* _Work instructions_
Leave out the pictures and copy the remaining records exactly.

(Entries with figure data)
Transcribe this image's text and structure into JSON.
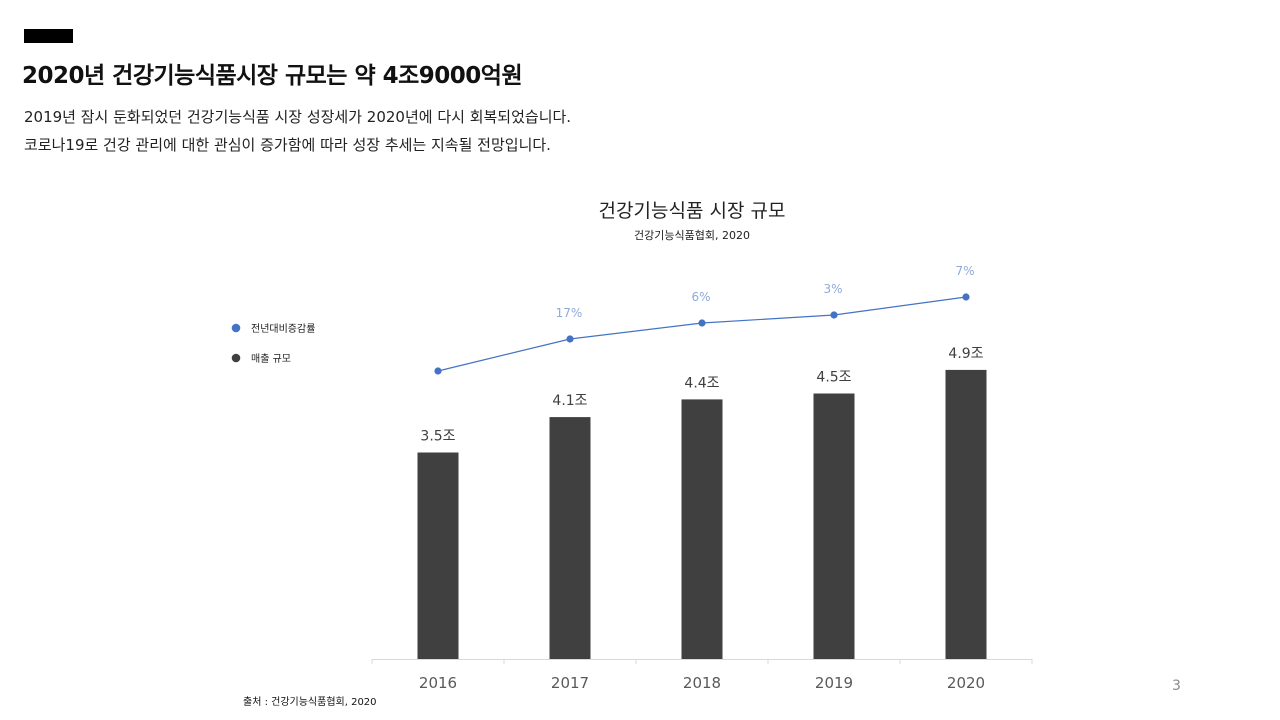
{
  "slide": {
    "title": "2020년 건강기능식품시장 규모는 약 4조9000억원",
    "description_line1": "2019년 잠시 둔화되었던 건강기능식품 시장 성장세가 2020년에 다시 회복되었습니다.",
    "description_line2": "코로나19로 건강 관리에 대한 관심이 증가함에 따라 성장 추세는 지속될 전망입니다.",
    "source_note": "출처 : 건강기능식품협회, 2020",
    "page_number": "3"
  },
  "chart_data": {
    "type": "bar",
    "title": "건강기능식품 시장 규모",
    "subtitle": "건강기능식품협회,  2020",
    "categories": [
      "2016",
      "2017",
      "2018",
      "2019",
      "2020"
    ],
    "series": [
      {
        "name": "매출 규모",
        "chart_type": "bar",
        "values": [
          3.5,
          4.1,
          4.4,
          4.5,
          4.9
        ],
        "labels": [
          "3.5조",
          "4.1조",
          "4.4조",
          "4.5조",
          "4.9조"
        ],
        "color": "#404040"
      },
      {
        "name": "전년대비증감률",
        "chart_type": "line",
        "values": [
          null,
          17,
          6,
          3,
          7
        ],
        "labels": [
          "",
          "17%",
          "6%",
          "3%",
          "7%"
        ],
        "color": "#4472C4",
        "label_color": "#8EAADB"
      }
    ],
    "legend_position": "left",
    "grid": false
  }
}
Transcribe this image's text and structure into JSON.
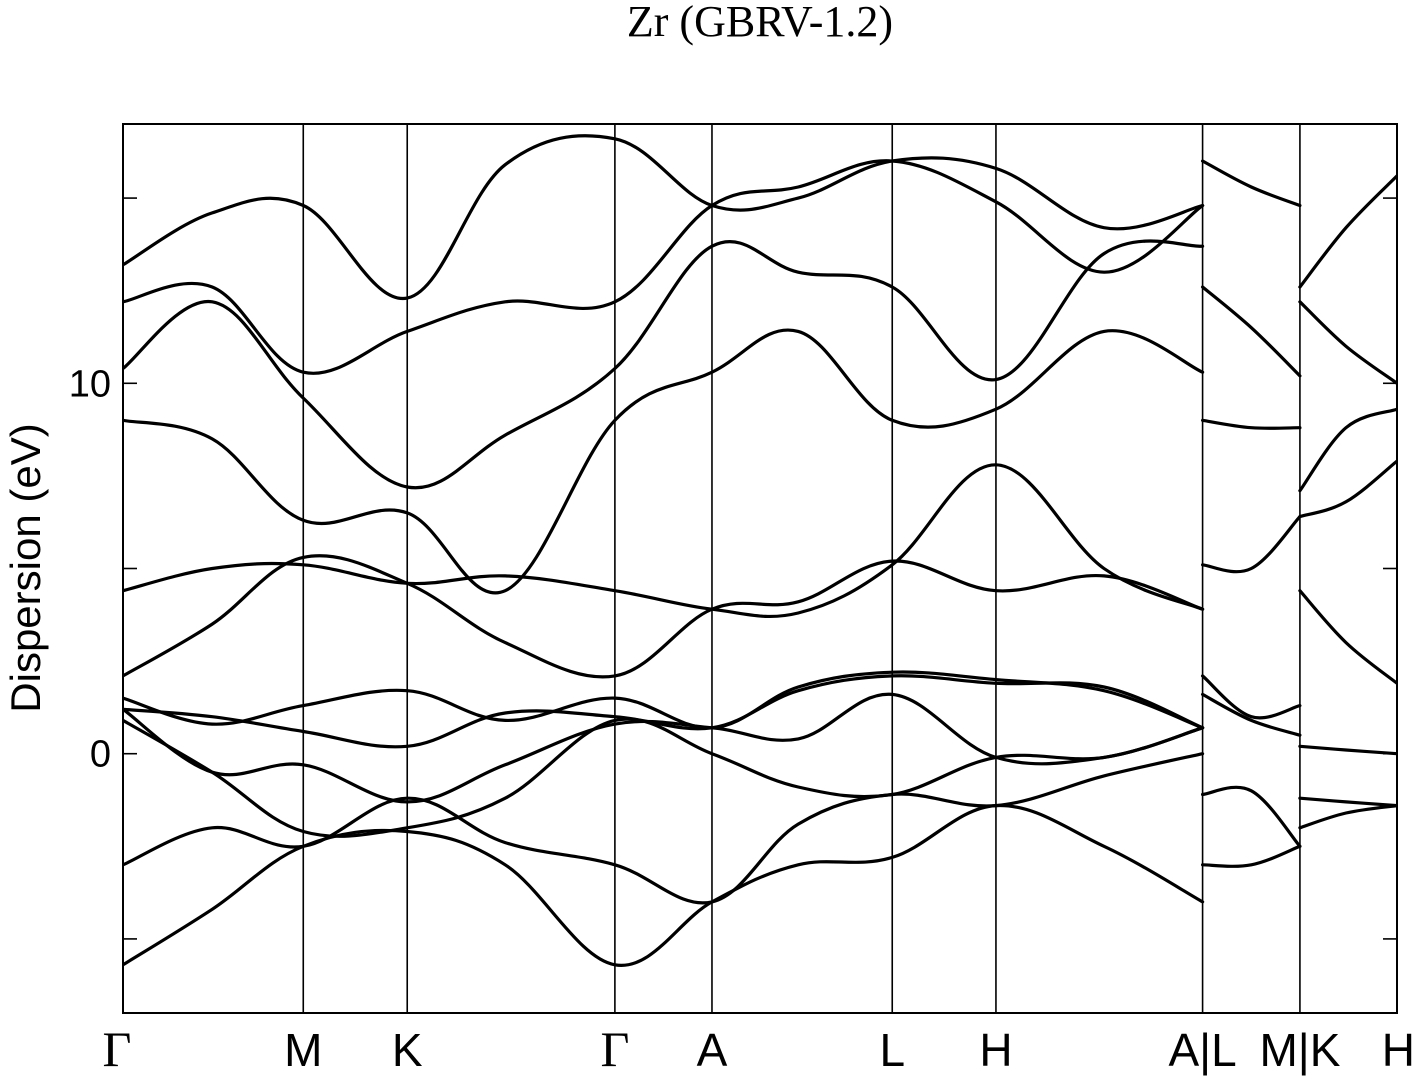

* _Solution to this task_
Transcribe this image's text and structure into JSON.
{
  "slide": {
    "title": "2020년 건강기능식품시장 규모는 약 4조9000억원",
    "description_line1": "2019년 잠시 둔화되었던 건강기능식품 시장 성장세가 2020년에 다시 회복되었습니다.",
    "description_line2": "코로나19로 건강 관리에 대한 관심이 증가함에 따라 성장 추세는 지속될 전망입니다.",
    "source_note": "출처 : 건강기능식품협회, 2020",
    "page_number": "3"
  },
  "chart_data": {
    "type": "bar",
    "title": "건강기능식품 시장 규모",
    "subtitle": "건강기능식품협회,  2020",
    "categories": [
      "2016",
      "2017",
      "2018",
      "2019",
      "2020"
    ],
    "series": [
      {
        "name": "매출 규모",
        "chart_type": "bar",
        "values": [
          3.5,
          4.1,
          4.4,
          4.5,
          4.9
        ],
        "labels": [
          "3.5조",
          "4.1조",
          "4.4조",
          "4.5조",
          "4.9조"
        ],
        "color": "#404040"
      },
      {
        "name": "전년대비증감률",
        "chart_type": "line",
        "values": [
          null,
          17,
          6,
          3,
          7
        ],
        "labels": [
          "",
          "17%",
          "6%",
          "3%",
          "7%"
        ],
        "color": "#4472C4",
        "label_color": "#8EAADB"
      }
    ],
    "legend_position": "left",
    "grid": false
  }
}
Transcribe this image's text and structure into JSON.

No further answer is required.